*Your task*. Go through the data below. Pull out every line that has the word "Перечень".

*Extracted material*.
***

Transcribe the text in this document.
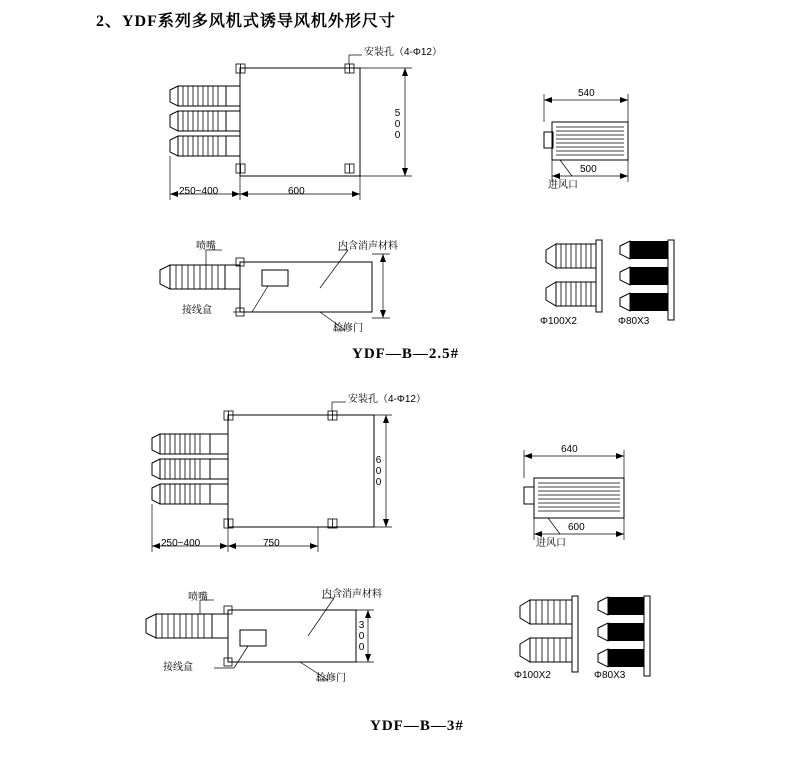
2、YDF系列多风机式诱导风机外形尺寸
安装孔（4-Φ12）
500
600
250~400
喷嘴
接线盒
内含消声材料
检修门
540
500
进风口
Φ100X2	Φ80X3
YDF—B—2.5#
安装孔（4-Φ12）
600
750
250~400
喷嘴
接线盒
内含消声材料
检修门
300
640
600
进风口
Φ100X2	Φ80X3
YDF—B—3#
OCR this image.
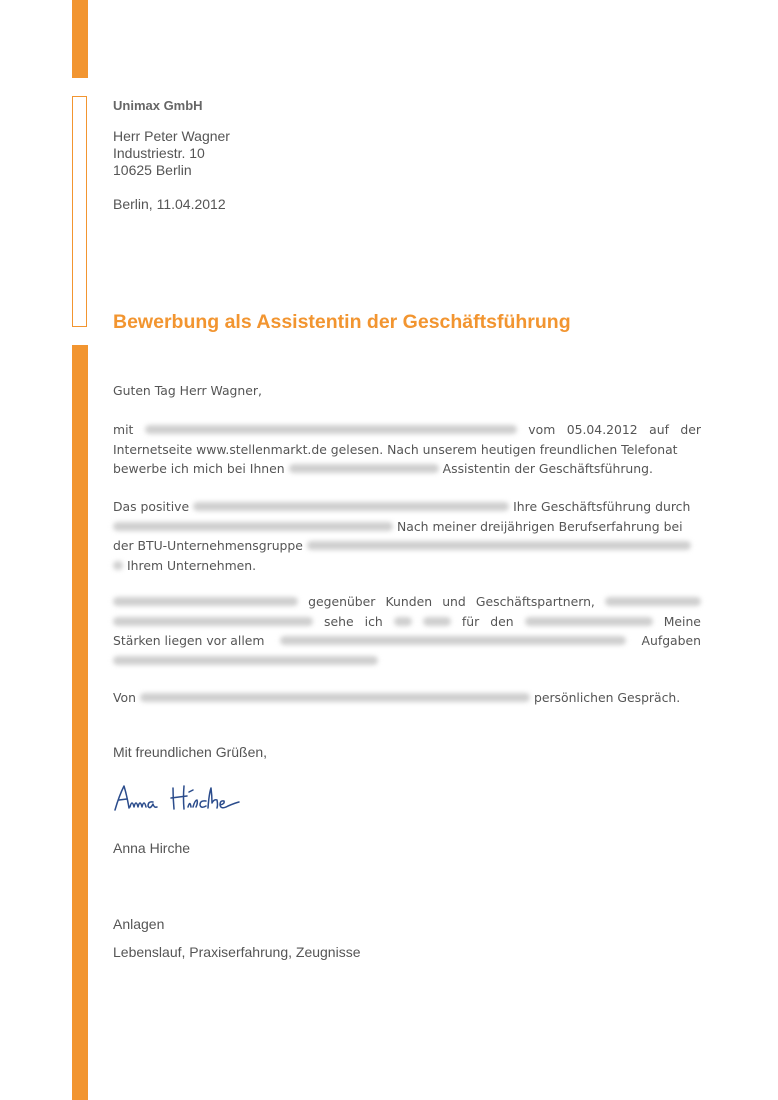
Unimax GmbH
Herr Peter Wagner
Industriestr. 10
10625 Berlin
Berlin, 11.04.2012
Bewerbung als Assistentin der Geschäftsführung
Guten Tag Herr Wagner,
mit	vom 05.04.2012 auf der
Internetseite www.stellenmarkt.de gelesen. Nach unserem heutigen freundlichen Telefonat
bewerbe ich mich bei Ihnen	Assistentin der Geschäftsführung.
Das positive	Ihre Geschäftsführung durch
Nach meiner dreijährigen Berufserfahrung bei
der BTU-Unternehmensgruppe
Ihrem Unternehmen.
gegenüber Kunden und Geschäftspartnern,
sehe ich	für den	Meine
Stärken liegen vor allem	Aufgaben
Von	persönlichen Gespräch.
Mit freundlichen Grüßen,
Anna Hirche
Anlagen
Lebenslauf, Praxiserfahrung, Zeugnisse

***

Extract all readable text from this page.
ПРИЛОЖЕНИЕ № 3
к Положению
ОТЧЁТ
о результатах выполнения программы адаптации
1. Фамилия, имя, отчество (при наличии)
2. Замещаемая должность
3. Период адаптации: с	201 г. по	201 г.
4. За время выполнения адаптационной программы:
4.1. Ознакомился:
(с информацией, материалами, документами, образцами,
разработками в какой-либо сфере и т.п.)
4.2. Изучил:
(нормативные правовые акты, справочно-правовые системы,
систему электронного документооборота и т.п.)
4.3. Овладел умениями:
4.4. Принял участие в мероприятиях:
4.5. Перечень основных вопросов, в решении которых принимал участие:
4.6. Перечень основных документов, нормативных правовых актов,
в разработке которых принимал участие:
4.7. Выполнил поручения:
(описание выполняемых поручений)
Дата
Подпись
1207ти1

***

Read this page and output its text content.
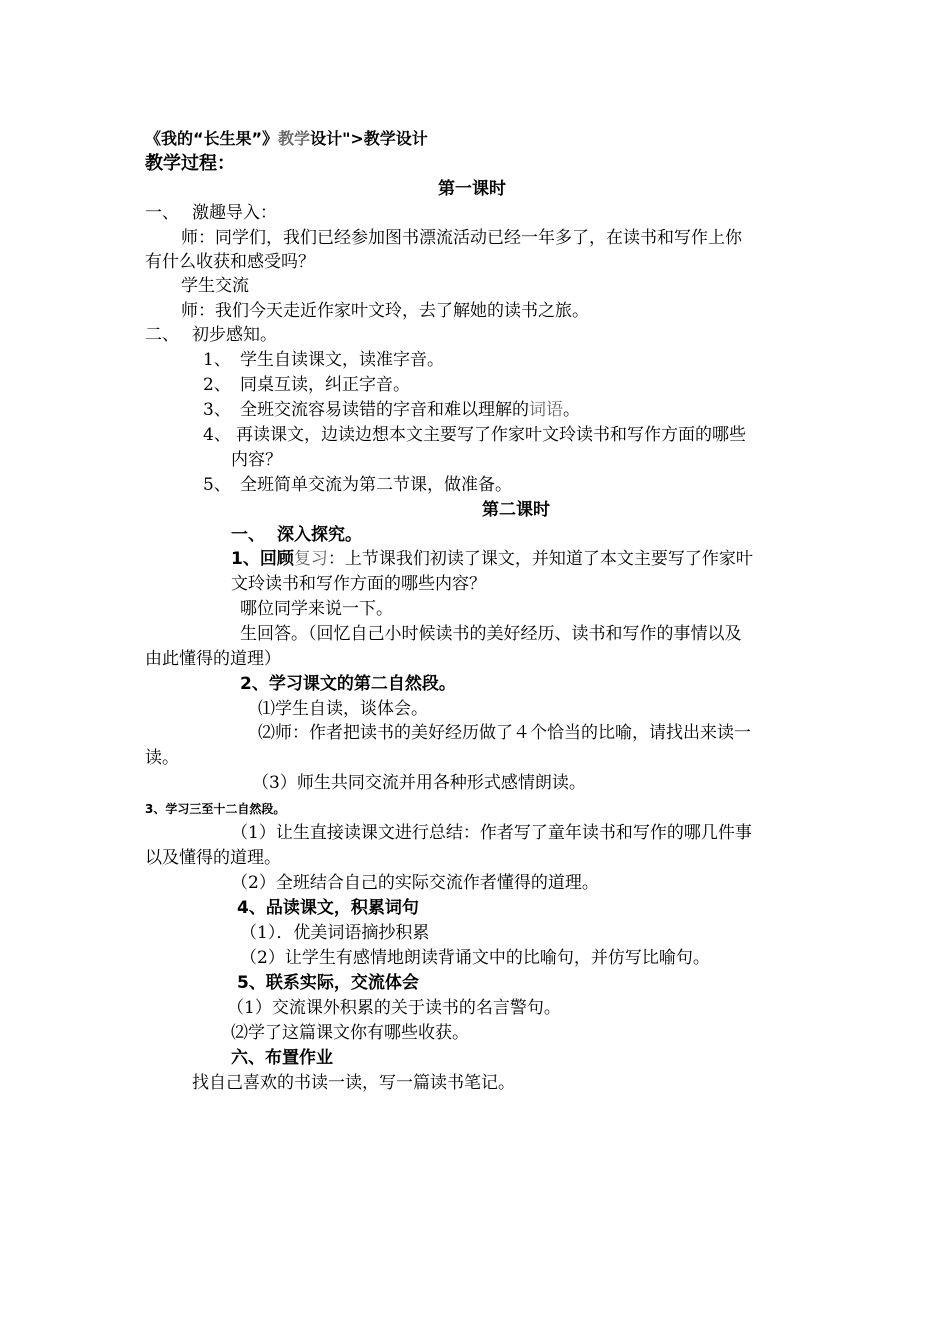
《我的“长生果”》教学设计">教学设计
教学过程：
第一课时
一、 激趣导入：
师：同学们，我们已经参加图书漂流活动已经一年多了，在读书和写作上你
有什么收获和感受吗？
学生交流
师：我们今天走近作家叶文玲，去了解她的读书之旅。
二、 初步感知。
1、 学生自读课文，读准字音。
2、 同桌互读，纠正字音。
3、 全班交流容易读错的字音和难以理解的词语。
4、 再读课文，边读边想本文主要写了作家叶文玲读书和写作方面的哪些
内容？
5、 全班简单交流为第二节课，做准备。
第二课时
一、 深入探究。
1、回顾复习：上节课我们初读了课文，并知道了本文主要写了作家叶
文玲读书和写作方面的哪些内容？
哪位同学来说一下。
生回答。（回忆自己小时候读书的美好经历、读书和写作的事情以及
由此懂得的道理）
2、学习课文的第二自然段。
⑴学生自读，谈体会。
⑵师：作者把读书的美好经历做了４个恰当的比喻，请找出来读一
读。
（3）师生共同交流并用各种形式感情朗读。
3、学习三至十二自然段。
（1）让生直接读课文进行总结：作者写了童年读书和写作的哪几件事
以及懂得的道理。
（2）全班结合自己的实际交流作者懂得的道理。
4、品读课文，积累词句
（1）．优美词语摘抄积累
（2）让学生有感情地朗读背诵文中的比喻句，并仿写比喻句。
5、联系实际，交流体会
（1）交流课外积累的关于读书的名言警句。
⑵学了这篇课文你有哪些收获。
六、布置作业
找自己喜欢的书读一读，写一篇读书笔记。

***

*Answer in full*.
4.5. Перечень основных вопросов, в решении которых принимал участие:
4.6. Перечень основных документов, нормативных правовых актов,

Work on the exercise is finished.